[Dataset records]
>>>>

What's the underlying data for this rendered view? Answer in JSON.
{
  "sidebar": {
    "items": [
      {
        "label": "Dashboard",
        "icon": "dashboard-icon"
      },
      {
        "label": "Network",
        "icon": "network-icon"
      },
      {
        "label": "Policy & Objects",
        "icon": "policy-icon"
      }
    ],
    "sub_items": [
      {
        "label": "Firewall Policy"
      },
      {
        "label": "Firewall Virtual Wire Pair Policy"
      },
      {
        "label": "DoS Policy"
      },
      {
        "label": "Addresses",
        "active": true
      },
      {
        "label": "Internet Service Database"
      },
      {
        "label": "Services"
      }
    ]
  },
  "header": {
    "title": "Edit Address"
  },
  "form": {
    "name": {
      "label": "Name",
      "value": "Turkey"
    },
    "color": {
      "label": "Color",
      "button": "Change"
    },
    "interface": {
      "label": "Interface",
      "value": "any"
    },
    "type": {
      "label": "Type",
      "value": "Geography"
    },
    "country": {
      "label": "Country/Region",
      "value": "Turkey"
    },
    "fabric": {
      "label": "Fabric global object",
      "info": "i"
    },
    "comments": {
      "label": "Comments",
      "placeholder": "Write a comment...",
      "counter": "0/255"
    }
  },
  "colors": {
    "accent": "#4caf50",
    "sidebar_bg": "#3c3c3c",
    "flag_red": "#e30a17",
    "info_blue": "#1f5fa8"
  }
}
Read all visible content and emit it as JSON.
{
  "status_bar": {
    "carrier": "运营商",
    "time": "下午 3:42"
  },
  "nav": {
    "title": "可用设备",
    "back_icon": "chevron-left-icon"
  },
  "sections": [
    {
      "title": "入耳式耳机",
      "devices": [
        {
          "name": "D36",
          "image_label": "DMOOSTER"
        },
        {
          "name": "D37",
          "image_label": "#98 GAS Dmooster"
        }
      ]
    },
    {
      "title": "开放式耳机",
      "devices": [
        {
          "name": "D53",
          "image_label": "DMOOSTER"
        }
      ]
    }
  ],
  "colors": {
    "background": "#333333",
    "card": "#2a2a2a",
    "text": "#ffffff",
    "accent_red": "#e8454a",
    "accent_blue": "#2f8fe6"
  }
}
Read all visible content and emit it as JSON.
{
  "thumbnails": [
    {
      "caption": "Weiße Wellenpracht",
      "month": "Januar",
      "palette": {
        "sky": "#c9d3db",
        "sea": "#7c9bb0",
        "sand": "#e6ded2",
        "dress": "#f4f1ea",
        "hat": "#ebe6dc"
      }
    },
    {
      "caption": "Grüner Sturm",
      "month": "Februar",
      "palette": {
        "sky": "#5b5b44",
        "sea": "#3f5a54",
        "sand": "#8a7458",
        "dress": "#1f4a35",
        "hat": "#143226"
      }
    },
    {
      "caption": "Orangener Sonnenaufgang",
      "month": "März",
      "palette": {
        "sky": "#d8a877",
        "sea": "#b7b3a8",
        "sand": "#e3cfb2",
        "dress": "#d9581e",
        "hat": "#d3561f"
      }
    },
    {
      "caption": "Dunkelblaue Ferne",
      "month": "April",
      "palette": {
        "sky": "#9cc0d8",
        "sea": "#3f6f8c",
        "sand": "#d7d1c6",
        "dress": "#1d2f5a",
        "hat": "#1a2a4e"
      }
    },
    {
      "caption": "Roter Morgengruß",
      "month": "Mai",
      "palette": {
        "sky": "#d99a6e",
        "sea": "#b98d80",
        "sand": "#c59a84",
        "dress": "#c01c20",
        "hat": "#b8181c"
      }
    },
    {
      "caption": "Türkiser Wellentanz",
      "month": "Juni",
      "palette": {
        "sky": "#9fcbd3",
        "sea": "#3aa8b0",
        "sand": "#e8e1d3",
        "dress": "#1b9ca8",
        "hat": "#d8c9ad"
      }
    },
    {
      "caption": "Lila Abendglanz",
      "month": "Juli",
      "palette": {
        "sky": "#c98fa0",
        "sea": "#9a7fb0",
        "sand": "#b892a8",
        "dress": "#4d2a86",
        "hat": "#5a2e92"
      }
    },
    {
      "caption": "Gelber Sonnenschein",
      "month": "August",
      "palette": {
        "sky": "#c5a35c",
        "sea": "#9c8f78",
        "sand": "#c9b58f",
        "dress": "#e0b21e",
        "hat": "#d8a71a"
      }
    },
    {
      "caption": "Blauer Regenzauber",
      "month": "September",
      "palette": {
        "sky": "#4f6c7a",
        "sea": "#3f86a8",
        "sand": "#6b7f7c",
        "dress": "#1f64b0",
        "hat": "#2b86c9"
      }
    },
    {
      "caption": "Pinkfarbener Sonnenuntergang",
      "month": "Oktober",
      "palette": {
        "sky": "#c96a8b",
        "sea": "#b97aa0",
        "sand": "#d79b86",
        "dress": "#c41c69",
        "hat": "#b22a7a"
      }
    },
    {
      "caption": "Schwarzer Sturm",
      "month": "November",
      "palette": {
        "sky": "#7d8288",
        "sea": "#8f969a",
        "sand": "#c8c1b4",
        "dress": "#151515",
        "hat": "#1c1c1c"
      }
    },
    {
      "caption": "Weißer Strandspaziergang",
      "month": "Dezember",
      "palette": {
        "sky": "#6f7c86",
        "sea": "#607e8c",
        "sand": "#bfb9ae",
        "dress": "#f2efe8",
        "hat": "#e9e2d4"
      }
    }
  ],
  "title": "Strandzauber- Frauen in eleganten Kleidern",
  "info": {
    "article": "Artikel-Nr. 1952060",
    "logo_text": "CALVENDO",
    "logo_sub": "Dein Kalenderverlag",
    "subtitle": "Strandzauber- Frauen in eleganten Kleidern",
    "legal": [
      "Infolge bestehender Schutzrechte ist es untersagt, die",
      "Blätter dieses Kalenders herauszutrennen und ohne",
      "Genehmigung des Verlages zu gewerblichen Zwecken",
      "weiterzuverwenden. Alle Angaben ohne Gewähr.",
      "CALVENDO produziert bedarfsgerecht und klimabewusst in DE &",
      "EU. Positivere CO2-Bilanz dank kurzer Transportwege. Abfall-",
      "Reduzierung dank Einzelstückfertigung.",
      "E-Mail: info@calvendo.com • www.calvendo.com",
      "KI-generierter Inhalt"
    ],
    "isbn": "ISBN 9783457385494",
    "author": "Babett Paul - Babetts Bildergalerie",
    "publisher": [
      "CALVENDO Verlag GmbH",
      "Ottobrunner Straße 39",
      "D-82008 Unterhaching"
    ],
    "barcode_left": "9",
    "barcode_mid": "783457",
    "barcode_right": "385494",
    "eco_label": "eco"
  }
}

<<<<

Would you reproduce all the entries exactly?

» ANSWER TO THE PROBLEM:
What's the underlying data for this rendered view? Answer in JSON.
{
  "sidebar": {
    "items": [
      {
        "label": "Dashboard",
        "icon": "dashboard-icon"
      },
      {
        "label": "Network",
        "icon": "network-icon"
      },
      {
        "label": "Policy & Objects",
        "icon": "policy-icon"
      }
    ],
    "sub_items": [
      {
        "label": "Firewall Policy"
      },
      {
        "label": "Firewall Virtual Wire Pair Policy"
      },
      {
        "label": "DoS Policy"
      },
      {
        "label": "Addresses",
        "active": true
      },
      {
        "label": "Internet Service Database"
      },
      {
        "label": "Services"
      }
    ]
  },
  "header": {
    "title": "Edit Address"
  },
  "form": {
    "name": {
      "label": "Name",
      "value": "Turkey"
    },
    "color": {
      "label": "Color",
      "button": "Change"
    },
    "interface": {
      "label": "Interface",
      "value": "any"
    },
    "type": {
      "label": "Type",
      "value": "Geography"
    },
    "country": {
      "label": "Country/Region",
      "value": "Turkey"
    },
    "fabric": {
      "label": "Fabric global object",
      "info": "i"
    },
    "comments": {
      "label": "Comments",
      "placeholder": "Write a comment...",
      "counter": "0/255"
    }
  },
  "colors": {
    "accent": "#4caf50",
    "sidebar_bg": "#3c3c3c",
    "flag_red": "#e30a17",
    "info_blue": "#1f5fa8"
  }
}
Read all visible content and emit it as JSON.
{
  "status_bar": {
    "carrier": "运营商",
    "time": "下午 3:42"
  },
  "nav": {
    "title": "可用设备",
    "back_icon": "chevron-left-icon"
  },
  "sections": [
    {
      "title": "入耳式耳机",
      "devices": [
        {
          "name": "D36",
          "image_label": "DMOOSTER"
        },
        {
          "name": "D37",
          "image_label": "#98 GAS Dmooster"
        }
      ]
    },
    {
      "title": "开放式耳机",
      "devices": [
        {
          "name": "D53",
          "image_label": "DMOOSTER"
        }
      ]
    }
  ],
  "colors": {
    "background": "#333333",
    "card": "#2a2a2a",
    "text": "#ffffff",
    "accent_red": "#e8454a",
    "accent_blue": "#2f8fe6"
  }
}
Read all visible content and emit it as JSON.
{
  "thumbnails": [
    {
      "caption": "Weiße Wellenpracht",
      "month": "Januar",
      "palette": {
        "sky": "#c9d3db",
        "sea": "#7c9bb0",
        "sand": "#e6ded2",
        "dress": "#f4f1ea",
        "hat": "#ebe6dc"
      }
    },
    {
      "caption": "Grüner Sturm",
      "month": "Februar",
      "palette": {
        "sky": "#5b5b44",
        "sea": "#3f5a54",
        "sand": "#8a7458",
        "dress": "#1f4a35",
        "hat": "#143226"
      }
    },
    {
      "caption": "Orangener Sonnenaufgang",
      "month": "März",
      "palette": {
        "sky": "#d8a877",
        "sea": "#b7b3a8",
        "sand": "#e3cfb2",
        "dress": "#d9581e",
        "hat": "#d3561f"
      }
    },
    {
      "caption": "Dunkelblaue Ferne",
      "month": "April",
      "palette": {
        "sky": "#9cc0d8",
        "sea": "#3f6f8c",
        "sand": "#d7d1c6",
        "dress": "#1d2f5a",
        "hat": "#1a2a4e"
      }
    },
    {
      "caption": "Roter Morgengruß",
      "month": "Mai",
      "palette": {
        "sky": "#d99a6e",
        "sea": "#b98d80",
        "sand": "#c59a84",
        "dress": "#c01c20",
        "hat": "#b8181c"
      }
    },
    {
      "caption": "Türkiser Wellentanz",
      "month": "Juni",
      "palette": {
        "sky": "#9fcbd3",
        "sea": "#3aa8b0",
        "sand": "#e8e1d3",
        "dress": "#1b9ca8",
        "hat": "#d8c9ad"
      }
    },
    {
      "caption": "Lila Abendglanz",
      "month": "Juli",
      "palette": {
        "sky": "#c98fa0",
        "sea": "#9a7fb0",
        "sand": "#b892a8",
        "dress": "#4d2a86",
        "hat": "#5a2e92"
      }
    },
    {
      "caption": "Gelber Sonnenschein",
      "month": "August",
      "palette": {
        "sky": "#c5a35c",
        "sea": "#9c8f78",
        "sand": "#c9b58f",
        "dress": "#e0b21e",
        "hat": "#d8a71a"
      }
    },
    {
      "caption": "Blauer Regenzauber",
      "month": "September",
      "palette": {
        "sky": "#4f6c7a",
        "sea": "#3f86a8",
        "sand": "#6b7f7c",
        "dress": "#1f64b0",
        "hat": "#2b86c9"
      }
    },
    {
      "caption": "Pinkfarbener Sonnenuntergang",
      "month": "Oktober",
      "palette": {
        "sky": "#c96a8b",
        "sea": "#b97aa0",
        "sand": "#d79b86",
        "dress": "#c41c69",
        "hat": "#b22a7a"
      }
    },
    {
      "caption": "Schwarzer Sturm",
      "month": "November",
      "palette": {
        "sky": "#7d8288",
        "sea": "#8f969a",
        "sand": "#c8c1b4",
        "dress": "#151515",
        "hat": "#1c1c1c"
      }
    },
    {
      "caption": "Weißer Strandspaziergang",
      "month": "Dezember",
      "palette": {
        "sky": "#6f7c86",
        "sea": "#607e8c",
        "sand": "#bfb9ae",
        "dress": "#f2efe8",
        "hat": "#e9e2d4"
      }
    }
  ],
  "title": "Strandzauber- Frauen in eleganten Kleidern",
  "info": {
    "article": "Artikel-Nr. 1952060",
    "logo_text": "CALVENDO",
    "logo_sub": "Dein Kalenderverlag",
    "subtitle": "Strandzauber- Frauen in eleganten Kleidern",
    "legal": [
      "Infolge bestehender Schutzrechte ist es untersagt, die",
      "Blätter dieses Kalenders herauszutrennen und ohne",
      "Genehmigung des Verlages zu gewerblichen Zwecken",
      "weiterzuverwenden. Alle Angaben ohne Gewähr.",
      "CALVENDO produziert bedarfsgerecht und klimabewusst in DE &",
      "EU. Positivere CO2-Bilanz dank kurzer Transportwege. Abfall-",
      "Reduzierung dank Einzelstückfertigung.",
      "E-Mail: info@calvendo.com • www.calvendo.com",
      "KI-generierter Inhalt"
    ],
    "isbn": "ISBN 9783457385494",
    "author": "Babett Paul - Babetts Bildergalerie",
    "publisher": [
      "CALVENDO Verlag GmbH",
      "Ottobrunner Straße 39",
      "D-82008 Unterhaching"
    ],
    "barcode_left": "9",
    "barcode_mid": "783457",
    "barcode_right": "385494",
    "eco_label": "eco"
  }
}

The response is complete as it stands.